Data items:
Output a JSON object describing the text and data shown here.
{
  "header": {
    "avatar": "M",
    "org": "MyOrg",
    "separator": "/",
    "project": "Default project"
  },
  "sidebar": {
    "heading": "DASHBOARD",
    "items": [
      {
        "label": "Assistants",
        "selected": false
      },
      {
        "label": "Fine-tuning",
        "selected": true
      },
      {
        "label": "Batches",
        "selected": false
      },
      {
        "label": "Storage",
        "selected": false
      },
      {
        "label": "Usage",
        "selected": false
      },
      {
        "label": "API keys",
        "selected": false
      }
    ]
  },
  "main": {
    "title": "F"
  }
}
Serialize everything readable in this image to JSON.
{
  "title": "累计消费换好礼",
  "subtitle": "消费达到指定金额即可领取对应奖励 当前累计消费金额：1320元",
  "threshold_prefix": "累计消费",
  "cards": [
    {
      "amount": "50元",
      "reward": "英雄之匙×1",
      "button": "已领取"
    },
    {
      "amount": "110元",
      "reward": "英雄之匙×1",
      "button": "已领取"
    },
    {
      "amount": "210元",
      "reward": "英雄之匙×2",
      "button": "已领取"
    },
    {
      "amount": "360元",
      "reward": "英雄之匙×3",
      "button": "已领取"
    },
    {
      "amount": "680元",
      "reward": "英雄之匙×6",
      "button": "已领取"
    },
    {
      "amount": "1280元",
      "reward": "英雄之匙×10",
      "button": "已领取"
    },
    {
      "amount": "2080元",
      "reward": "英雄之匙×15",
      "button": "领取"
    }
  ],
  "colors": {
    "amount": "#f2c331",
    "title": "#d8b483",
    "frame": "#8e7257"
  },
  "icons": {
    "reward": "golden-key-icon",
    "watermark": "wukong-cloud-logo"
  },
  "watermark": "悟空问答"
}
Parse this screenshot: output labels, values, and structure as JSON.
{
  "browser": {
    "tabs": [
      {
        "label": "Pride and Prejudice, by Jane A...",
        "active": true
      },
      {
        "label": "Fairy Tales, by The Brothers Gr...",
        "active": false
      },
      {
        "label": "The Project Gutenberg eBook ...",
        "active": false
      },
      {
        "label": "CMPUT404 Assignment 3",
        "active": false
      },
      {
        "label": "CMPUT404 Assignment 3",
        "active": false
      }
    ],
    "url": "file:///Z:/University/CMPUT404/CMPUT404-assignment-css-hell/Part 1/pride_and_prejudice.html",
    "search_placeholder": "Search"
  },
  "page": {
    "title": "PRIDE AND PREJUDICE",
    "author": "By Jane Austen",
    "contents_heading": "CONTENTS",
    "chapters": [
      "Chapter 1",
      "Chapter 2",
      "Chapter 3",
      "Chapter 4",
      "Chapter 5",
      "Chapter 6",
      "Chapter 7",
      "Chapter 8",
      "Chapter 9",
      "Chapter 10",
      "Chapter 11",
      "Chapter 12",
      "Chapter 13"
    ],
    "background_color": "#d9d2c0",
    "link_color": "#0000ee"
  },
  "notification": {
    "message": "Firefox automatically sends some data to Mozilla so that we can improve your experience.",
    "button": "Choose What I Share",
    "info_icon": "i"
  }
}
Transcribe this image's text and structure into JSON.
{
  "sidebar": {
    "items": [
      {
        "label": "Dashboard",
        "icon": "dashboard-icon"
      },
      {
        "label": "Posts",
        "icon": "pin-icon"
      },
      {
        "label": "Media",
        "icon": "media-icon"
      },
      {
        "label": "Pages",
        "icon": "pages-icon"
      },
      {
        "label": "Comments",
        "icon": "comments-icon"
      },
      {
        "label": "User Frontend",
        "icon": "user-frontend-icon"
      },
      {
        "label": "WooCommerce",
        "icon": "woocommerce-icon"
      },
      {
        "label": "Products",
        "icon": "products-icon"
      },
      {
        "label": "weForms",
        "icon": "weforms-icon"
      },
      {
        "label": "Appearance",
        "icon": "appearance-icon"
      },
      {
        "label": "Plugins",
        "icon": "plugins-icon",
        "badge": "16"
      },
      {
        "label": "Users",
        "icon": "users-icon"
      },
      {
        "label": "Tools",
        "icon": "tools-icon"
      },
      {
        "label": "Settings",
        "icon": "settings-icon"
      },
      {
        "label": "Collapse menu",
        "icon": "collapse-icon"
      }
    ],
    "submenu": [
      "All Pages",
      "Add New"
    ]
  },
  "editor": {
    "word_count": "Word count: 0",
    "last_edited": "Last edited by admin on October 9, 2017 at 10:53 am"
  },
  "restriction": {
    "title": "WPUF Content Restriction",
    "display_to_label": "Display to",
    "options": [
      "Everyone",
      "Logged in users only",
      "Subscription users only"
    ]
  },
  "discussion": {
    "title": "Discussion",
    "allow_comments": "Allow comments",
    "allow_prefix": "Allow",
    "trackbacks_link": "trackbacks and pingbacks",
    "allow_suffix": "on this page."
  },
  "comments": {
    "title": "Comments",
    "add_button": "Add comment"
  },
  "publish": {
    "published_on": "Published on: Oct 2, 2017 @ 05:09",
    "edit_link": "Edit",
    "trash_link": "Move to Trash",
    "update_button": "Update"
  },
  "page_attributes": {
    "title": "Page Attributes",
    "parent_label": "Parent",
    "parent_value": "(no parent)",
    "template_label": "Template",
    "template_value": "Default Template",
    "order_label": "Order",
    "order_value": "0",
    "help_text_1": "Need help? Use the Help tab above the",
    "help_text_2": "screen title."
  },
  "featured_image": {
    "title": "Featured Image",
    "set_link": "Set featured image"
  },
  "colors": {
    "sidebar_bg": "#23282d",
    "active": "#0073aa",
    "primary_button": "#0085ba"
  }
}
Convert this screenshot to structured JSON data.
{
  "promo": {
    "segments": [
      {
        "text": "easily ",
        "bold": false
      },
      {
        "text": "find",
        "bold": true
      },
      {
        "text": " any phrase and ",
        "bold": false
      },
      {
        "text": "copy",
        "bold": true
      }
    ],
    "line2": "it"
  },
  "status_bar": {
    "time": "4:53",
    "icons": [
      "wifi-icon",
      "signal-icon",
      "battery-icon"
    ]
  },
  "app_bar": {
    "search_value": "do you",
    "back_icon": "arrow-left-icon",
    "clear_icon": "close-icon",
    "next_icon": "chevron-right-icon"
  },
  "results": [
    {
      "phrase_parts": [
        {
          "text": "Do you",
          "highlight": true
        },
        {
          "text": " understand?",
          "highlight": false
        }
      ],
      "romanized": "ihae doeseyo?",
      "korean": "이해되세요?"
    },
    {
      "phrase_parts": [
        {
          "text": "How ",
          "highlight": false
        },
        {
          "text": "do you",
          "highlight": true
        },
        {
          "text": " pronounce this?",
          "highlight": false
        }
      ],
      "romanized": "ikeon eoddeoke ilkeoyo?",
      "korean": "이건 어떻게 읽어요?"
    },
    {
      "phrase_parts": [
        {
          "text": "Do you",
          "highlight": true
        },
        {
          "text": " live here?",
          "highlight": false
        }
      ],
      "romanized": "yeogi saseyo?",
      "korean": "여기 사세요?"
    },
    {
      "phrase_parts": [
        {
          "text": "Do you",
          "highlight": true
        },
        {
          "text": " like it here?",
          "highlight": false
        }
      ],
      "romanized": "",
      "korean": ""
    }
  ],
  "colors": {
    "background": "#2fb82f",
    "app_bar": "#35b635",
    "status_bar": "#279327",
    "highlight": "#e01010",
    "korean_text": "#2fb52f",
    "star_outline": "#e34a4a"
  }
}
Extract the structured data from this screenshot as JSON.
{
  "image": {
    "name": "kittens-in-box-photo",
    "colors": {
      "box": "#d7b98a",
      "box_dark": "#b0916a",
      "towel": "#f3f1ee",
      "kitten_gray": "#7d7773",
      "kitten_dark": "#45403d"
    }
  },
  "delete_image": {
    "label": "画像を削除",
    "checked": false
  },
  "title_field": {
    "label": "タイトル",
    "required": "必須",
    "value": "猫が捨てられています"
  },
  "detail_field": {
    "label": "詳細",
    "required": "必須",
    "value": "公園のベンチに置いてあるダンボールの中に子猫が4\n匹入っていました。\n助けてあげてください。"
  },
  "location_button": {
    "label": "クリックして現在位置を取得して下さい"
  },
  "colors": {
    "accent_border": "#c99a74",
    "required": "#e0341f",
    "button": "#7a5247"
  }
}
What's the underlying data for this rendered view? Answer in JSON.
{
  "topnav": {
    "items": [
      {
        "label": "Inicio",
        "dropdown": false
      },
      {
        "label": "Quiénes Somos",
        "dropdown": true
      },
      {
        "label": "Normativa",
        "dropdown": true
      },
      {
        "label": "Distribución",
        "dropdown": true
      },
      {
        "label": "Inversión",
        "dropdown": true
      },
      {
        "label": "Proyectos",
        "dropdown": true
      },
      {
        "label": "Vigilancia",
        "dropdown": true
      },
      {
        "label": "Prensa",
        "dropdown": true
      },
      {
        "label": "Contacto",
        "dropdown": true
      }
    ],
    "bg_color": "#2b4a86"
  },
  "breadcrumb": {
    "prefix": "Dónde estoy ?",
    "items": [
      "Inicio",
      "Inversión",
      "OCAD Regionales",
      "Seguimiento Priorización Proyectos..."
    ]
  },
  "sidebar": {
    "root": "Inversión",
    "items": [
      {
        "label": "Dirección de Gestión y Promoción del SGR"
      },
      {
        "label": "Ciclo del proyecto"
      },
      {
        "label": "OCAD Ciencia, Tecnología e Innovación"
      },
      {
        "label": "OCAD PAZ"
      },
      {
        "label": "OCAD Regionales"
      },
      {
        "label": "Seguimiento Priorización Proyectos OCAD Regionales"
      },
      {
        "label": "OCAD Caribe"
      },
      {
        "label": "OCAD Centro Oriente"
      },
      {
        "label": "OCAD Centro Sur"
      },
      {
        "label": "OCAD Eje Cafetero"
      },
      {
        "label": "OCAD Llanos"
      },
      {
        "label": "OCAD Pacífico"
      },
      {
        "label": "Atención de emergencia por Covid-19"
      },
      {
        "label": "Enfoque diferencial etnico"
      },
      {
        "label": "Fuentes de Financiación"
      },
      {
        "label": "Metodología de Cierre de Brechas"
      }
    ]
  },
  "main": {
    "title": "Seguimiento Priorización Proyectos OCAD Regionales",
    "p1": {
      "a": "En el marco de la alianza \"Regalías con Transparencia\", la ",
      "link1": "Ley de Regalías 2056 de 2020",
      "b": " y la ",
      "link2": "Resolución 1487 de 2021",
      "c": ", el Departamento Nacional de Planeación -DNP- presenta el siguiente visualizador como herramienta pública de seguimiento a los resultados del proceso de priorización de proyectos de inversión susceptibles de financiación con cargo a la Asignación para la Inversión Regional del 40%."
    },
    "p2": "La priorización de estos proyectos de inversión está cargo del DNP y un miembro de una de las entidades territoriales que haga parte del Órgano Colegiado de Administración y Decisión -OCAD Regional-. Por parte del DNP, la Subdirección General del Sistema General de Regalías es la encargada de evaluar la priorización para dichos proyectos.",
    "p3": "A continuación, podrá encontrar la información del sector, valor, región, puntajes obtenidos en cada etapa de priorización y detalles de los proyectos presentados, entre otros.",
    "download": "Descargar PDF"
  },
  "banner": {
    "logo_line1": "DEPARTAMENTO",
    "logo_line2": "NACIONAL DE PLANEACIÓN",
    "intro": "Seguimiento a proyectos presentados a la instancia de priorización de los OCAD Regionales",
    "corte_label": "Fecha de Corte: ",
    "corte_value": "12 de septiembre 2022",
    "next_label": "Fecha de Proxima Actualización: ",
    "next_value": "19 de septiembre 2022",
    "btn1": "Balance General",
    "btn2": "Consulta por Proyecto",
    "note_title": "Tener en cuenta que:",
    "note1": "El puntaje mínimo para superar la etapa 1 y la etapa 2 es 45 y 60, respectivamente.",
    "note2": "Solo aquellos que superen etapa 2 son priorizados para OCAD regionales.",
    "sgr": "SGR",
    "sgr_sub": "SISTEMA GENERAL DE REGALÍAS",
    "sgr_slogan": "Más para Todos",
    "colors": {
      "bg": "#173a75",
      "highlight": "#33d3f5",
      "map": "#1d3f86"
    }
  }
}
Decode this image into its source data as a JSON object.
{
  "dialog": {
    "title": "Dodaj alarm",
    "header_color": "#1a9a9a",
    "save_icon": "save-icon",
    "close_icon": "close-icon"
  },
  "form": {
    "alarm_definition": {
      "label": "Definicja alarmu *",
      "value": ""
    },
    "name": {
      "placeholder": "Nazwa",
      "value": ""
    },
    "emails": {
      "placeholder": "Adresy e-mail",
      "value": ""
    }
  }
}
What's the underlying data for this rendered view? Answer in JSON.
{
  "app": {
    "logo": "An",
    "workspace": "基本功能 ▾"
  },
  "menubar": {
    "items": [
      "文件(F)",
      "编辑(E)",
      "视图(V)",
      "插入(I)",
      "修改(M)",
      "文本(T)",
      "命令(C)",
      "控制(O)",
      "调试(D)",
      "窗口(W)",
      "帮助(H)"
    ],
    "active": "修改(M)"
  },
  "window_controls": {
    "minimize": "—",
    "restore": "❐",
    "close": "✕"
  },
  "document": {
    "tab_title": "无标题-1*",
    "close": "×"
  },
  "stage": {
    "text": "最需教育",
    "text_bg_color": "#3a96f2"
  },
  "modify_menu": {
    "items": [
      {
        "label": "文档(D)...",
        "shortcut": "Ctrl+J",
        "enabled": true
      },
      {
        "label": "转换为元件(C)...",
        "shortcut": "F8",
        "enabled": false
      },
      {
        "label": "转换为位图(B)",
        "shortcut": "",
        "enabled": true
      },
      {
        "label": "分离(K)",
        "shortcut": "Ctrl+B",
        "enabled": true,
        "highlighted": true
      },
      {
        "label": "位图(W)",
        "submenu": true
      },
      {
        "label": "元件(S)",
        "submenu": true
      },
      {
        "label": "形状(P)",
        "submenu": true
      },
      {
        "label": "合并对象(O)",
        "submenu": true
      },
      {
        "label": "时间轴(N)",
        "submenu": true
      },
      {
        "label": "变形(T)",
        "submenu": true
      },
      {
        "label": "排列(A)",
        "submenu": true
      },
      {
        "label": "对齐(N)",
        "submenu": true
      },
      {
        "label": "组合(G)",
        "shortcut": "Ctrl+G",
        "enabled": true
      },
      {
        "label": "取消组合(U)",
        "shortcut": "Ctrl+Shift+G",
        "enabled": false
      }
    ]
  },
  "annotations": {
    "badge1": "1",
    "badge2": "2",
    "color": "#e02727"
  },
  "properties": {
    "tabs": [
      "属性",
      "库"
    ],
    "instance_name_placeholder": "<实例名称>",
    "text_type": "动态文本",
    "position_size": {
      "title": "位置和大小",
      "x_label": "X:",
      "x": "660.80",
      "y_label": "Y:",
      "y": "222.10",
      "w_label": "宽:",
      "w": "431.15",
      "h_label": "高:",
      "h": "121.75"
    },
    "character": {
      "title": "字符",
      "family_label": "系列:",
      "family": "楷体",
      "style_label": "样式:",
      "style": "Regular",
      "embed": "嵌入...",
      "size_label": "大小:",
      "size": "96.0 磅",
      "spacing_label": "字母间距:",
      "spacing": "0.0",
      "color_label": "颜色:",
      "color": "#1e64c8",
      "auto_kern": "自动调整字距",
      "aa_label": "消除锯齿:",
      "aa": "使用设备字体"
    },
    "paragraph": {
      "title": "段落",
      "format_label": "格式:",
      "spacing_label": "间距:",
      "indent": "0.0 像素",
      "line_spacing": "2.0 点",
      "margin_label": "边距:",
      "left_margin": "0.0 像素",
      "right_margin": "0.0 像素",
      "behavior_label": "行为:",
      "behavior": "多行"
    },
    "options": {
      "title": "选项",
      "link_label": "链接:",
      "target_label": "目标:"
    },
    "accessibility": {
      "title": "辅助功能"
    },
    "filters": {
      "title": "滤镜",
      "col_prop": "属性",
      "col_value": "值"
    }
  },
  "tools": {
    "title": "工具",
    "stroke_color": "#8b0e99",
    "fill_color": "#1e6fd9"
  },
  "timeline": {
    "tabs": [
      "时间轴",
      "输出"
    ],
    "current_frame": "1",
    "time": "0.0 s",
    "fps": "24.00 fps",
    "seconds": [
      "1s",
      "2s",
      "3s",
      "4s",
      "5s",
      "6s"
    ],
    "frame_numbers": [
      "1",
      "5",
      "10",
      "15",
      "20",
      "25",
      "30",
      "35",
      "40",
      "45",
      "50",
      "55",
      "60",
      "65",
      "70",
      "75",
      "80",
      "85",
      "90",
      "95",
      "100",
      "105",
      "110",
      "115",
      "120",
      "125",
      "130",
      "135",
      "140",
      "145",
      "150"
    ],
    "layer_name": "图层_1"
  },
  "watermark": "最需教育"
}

DIRECTIONS:
Locate all lines holding the word "septiembre", then copy them out.

TASK RESULT:
    "corte_value": "12 de septiembre 2022",
    "next_value": "19 de septiembre 2022",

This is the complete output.